→ Direction
Print the listing as it stands, omitting all images.

→ Raw records
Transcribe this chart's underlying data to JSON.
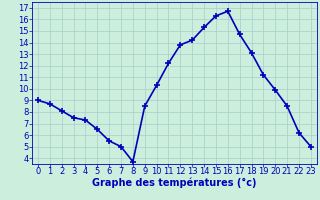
{
  "hours": [
    0,
    1,
    2,
    3,
    4,
    5,
    6,
    7,
    8,
    9,
    10,
    11,
    12,
    13,
    14,
    15,
    16,
    17,
    18,
    19,
    20,
    21,
    22,
    23
  ],
  "temperatures": [
    9.0,
    8.7,
    8.1,
    7.5,
    7.3,
    6.5,
    5.5,
    5.0,
    3.7,
    8.5,
    10.3,
    12.2,
    13.8,
    14.2,
    15.3,
    16.3,
    16.7,
    14.7,
    13.1,
    11.2,
    9.9,
    8.5,
    6.2,
    5.0
  ],
  "line_color": "#0000bb",
  "marker": "+",
  "marker_size": 4,
  "marker_linewidth": 1.2,
  "bg_color": "#cceedd",
  "grid_color": "#aacccc",
  "xlabel": "Graphe des températures (°c)",
  "xlabel_color": "#0000bb",
  "xlabel_fontsize": 7,
  "tick_color": "#0000bb",
  "tick_fontsize": 6,
  "ylim": [
    3.5,
    17.5
  ],
  "xlim": [
    -0.5,
    23.5
  ],
  "yticks": [
    4,
    5,
    6,
    7,
    8,
    9,
    10,
    11,
    12,
    13,
    14,
    15,
    16,
    17
  ],
  "xticks": [
    0,
    1,
    2,
    3,
    4,
    5,
    6,
    7,
    8,
    9,
    10,
    11,
    12,
    13,
    14,
    15,
    16,
    17,
    18,
    19,
    20,
    21,
    22,
    23
  ],
  "spine_color": "#0000bb",
  "linewidth": 1.2
}
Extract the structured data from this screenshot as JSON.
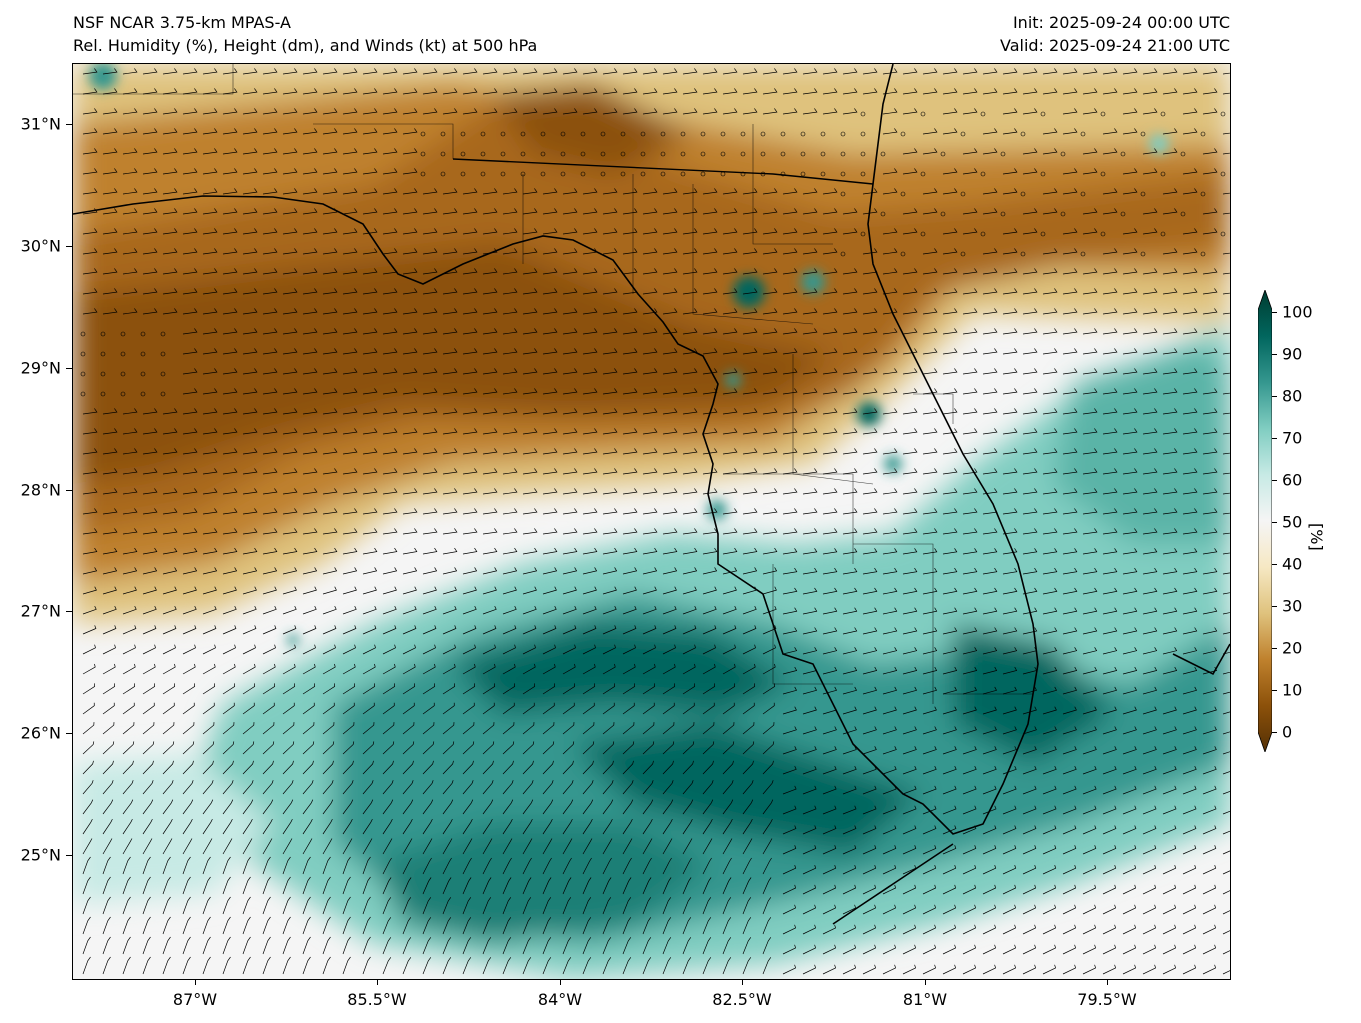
{
  "header": {
    "model": "NSF NCAR 3.75-km MPAS-A",
    "fields": "Rel. Humidity (%), Height (dm), and Winds (kt) at 500 hPa",
    "init": "Init: 2025-09-24 00:00 UTC",
    "valid": "Valid: 2025-09-24 21:00 UTC"
  },
  "axes": {
    "lat_labels": [
      "31°N",
      "30°N",
      "29°N",
      "28°N",
      "27°N",
      "26°N",
      "25°N"
    ],
    "lon_labels": [
      "87°W",
      "85.5°W",
      "84°W",
      "82.5°W",
      "81°W",
      "79.5°W"
    ]
  },
  "colorbar": {
    "unit": "[%]",
    "ticks": [
      "0",
      "10",
      "20",
      "30",
      "40",
      "50",
      "60",
      "70",
      "80",
      "90",
      "100"
    ],
    "colors": [
      "#543005",
      "#8c510a",
      "#bf812d",
      "#dfc27d",
      "#f6e8c3",
      "#f5f5f5",
      "#c7eae5",
      "#80cdc1",
      "#35978f",
      "#01665e",
      "#003c30"
    ]
  },
  "map": {
    "extent_lon": [
      -88.0,
      -78.5
    ],
    "extent_lat": [
      24.0,
      31.5
    ],
    "features": [
      "coastlines",
      "state borders",
      "county borders",
      "wind barbs",
      "calm-wind circles"
    ]
  }
}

→ Reply to the task
Transcribe this chart's underlying data to JSON.
{
  "hours": [
    0,
    1,
    2,
    3,
    4,
    5,
    6,
    7,
    8,
    9,
    10,
    11,
    12,
    13,
    14,
    15,
    16,
    17,
    18,
    19,
    20,
    21,
    22,
    23
  ],
  "temperatures": [
    9.0,
    8.7,
    8.1,
    7.5,
    7.3,
    6.5,
    5.5,
    5.0,
    3.7,
    8.5,
    10.3,
    12.2,
    13.8,
    14.2,
    15.3,
    16.3,
    16.7,
    14.7,
    13.1,
    11.2,
    9.9,
    8.5,
    6.2,
    5.0
  ],
  "line_color": "#0000bb",
  "marker": "+",
  "marker_size": 4,
  "marker_linewidth": 1.2,
  "bg_color": "#cceedd",
  "grid_color": "#aacccc",
  "xlabel": "Graphe des températures (°c)",
  "xlabel_color": "#0000bb",
  "xlabel_fontsize": 7,
  "tick_color": "#0000bb",
  "tick_fontsize": 6,
  "ylim": [
    3.5,
    17.5
  ],
  "xlim": [
    -0.5,
    23.5
  ],
  "yticks": [
    4,
    5,
    6,
    7,
    8,
    9,
    10,
    11,
    12,
    13,
    14,
    15,
    16,
    17
  ],
  "xticks": [
    0,
    1,
    2,
    3,
    4,
    5,
    6,
    7,
    8,
    9,
    10,
    11,
    12,
    13,
    14,
    15,
    16,
    17,
    18,
    19,
    20,
    21,
    22,
    23
  ],
  "spine_color": "#0000bb",
  "linewidth": 1.2
}
Extract the structured data from this screenshot as JSON.
{
  "header": {
    "model": "NSF NCAR 3.75-km MPAS-A",
    "fields": "Rel. Humidity (%), Height (dm), and Winds (kt) at 500 hPa",
    "init": "Init: 2025-09-24 00:00 UTC",
    "valid": "Valid: 2025-09-24 21:00 UTC"
  },
  "axes": {
    "lat_labels": [
      "31°N",
      "30°N",
      "29°N",
      "28°N",
      "27°N",
      "26°N",
      "25°N"
    ],
    "lon_labels": [
      "87°W",
      "85.5°W",
      "84°W",
      "82.5°W",
      "81°W",
      "79.5°W"
    ]
  },
  "colorbar": {
    "unit": "[%]",
    "ticks": [
      "0",
      "10",
      "20",
      "30",
      "40",
      "50",
      "60",
      "70",
      "80",
      "90",
      "100"
    ],
    "colors": [
      "#543005",
      "#8c510a",
      "#bf812d",
      "#dfc27d",
      "#f6e8c3",
      "#f5f5f5",
      "#c7eae5",
      "#80cdc1",
      "#35978f",
      "#01665e",
      "#003c30"
    ]
  },
  "map": {
    "extent_lon": [
      -88.0,
      -78.5
    ],
    "extent_lat": [
      24.0,
      31.5
    ],
    "features": [
      "coastlines",
      "state borders",
      "county borders",
      "wind barbs",
      "calm-wind circles"
    ]
  }
}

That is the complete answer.